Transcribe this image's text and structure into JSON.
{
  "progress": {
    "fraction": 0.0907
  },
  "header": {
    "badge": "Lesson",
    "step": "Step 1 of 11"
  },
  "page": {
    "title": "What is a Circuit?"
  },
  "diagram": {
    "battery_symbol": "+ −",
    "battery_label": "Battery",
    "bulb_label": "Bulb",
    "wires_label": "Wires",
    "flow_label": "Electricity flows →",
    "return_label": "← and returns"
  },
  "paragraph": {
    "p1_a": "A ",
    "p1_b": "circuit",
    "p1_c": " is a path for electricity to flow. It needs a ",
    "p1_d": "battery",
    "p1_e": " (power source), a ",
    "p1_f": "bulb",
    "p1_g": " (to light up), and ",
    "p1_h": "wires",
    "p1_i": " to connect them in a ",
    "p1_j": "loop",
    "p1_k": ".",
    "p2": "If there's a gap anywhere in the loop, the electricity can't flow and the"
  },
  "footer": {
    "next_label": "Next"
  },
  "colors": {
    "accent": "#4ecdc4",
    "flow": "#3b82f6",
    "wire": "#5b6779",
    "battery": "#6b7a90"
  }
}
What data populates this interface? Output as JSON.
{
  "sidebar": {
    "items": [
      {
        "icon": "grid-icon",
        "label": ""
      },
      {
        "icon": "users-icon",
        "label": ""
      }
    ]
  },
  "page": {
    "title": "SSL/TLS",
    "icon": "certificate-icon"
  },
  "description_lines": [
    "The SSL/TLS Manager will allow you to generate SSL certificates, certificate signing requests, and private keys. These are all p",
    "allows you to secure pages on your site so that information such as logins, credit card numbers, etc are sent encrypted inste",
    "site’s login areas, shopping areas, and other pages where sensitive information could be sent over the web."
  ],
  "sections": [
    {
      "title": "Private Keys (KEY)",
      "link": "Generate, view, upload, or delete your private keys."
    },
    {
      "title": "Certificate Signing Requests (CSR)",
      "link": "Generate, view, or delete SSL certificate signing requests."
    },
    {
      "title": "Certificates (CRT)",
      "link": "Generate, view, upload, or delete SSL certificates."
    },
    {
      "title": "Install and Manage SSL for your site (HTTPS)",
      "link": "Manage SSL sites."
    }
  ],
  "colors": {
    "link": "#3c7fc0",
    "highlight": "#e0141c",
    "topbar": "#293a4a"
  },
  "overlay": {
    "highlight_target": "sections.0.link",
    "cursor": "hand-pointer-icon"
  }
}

○ ○ ○ ○

- _Directions for this task_
Count how many lines in the data above hold the string "view", and give the number with no other words.

- _Output for this task_
3